STATED TASK: Count every line that holds the string "name", then give that number alone.
===== SUPPLIED DATA =====
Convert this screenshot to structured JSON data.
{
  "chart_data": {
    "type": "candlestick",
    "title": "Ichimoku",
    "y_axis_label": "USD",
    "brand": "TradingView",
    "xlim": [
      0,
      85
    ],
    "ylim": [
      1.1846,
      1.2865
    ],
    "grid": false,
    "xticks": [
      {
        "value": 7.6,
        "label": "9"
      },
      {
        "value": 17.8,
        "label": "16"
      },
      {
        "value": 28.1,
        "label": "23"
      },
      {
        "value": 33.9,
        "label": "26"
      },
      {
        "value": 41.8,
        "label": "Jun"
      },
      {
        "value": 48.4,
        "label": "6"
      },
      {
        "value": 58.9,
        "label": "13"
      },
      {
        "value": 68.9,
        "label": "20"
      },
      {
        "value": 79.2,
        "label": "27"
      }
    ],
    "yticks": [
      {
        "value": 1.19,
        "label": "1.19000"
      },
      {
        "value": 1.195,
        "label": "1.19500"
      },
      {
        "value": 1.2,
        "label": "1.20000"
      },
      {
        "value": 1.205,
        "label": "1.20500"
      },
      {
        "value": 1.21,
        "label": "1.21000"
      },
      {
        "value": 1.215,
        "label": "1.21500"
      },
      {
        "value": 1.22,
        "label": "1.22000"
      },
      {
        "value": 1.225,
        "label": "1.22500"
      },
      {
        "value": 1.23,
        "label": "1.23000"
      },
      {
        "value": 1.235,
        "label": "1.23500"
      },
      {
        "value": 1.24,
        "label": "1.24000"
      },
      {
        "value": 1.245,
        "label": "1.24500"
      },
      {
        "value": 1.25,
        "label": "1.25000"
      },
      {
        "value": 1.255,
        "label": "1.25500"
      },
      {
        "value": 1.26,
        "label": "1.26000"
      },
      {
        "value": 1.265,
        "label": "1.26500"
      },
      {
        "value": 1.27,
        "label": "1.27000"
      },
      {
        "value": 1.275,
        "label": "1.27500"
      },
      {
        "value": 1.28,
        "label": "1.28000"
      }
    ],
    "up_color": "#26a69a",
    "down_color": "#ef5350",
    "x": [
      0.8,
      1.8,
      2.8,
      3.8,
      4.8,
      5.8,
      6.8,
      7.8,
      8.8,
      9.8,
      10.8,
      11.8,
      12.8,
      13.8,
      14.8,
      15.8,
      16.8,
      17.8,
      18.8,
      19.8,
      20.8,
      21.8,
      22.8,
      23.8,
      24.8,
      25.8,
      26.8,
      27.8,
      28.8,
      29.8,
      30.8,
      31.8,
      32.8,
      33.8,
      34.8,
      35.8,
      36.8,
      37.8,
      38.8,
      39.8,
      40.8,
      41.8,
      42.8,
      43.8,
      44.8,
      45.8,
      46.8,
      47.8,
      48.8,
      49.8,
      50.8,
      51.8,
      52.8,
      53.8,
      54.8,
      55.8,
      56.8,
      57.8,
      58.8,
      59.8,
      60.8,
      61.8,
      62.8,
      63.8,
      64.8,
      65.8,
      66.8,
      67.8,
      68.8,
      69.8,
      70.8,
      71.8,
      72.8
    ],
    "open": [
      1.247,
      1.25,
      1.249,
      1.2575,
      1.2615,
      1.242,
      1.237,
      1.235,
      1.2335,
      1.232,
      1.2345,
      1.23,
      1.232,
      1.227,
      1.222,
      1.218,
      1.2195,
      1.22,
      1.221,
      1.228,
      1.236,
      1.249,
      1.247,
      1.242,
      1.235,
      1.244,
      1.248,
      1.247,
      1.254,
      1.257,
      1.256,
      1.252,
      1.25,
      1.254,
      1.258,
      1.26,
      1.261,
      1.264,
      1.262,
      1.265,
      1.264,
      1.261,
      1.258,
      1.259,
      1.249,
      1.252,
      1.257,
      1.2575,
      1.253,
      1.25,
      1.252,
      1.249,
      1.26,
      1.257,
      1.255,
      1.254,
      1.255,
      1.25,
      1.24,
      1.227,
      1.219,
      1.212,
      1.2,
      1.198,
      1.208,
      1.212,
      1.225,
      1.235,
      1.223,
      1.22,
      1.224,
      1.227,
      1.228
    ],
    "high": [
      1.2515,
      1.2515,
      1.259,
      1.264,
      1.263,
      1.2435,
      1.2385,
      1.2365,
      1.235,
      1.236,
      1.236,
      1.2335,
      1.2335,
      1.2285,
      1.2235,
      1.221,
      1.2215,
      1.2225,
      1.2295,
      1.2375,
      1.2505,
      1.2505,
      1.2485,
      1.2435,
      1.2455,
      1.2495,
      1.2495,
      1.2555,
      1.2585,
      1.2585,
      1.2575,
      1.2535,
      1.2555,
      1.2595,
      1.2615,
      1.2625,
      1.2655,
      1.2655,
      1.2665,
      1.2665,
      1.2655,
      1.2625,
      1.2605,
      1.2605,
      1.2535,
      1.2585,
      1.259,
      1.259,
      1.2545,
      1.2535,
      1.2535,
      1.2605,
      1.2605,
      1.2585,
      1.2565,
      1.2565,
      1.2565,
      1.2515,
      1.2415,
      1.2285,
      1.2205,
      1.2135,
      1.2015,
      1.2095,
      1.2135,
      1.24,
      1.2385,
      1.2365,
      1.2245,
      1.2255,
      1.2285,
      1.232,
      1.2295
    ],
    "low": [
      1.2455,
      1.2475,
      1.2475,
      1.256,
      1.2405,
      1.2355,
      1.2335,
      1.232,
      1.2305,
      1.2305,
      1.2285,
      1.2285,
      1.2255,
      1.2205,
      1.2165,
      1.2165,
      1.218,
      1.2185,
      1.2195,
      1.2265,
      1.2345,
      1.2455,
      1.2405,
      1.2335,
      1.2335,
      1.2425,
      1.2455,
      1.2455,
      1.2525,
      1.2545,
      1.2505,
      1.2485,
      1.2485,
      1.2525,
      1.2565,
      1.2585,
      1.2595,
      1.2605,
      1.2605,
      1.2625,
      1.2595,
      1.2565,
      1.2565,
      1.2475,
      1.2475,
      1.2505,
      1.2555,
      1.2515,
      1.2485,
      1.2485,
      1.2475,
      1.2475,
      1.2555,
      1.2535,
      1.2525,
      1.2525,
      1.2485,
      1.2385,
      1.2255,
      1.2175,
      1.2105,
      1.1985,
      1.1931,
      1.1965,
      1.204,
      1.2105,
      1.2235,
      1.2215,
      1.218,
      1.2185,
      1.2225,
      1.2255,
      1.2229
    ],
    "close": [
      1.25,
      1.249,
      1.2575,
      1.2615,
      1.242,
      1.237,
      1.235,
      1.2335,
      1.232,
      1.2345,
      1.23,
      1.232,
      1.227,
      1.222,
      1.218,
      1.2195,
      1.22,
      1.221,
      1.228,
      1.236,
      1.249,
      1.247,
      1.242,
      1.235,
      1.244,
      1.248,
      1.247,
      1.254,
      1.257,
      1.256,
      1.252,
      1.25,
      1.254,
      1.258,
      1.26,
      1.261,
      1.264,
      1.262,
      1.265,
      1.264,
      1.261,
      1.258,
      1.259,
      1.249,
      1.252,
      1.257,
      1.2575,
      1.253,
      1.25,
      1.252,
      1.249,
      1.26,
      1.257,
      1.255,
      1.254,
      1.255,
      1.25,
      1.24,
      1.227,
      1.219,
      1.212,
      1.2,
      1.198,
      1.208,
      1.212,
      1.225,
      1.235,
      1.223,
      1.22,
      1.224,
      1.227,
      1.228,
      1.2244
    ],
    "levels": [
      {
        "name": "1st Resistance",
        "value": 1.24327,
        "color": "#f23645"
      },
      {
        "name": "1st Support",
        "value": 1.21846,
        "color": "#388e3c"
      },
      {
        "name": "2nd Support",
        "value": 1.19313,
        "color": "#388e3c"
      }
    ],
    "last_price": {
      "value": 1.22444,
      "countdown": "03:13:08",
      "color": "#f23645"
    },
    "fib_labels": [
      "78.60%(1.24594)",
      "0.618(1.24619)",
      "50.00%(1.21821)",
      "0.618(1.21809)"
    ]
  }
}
=====
ANSWER BELOW: 3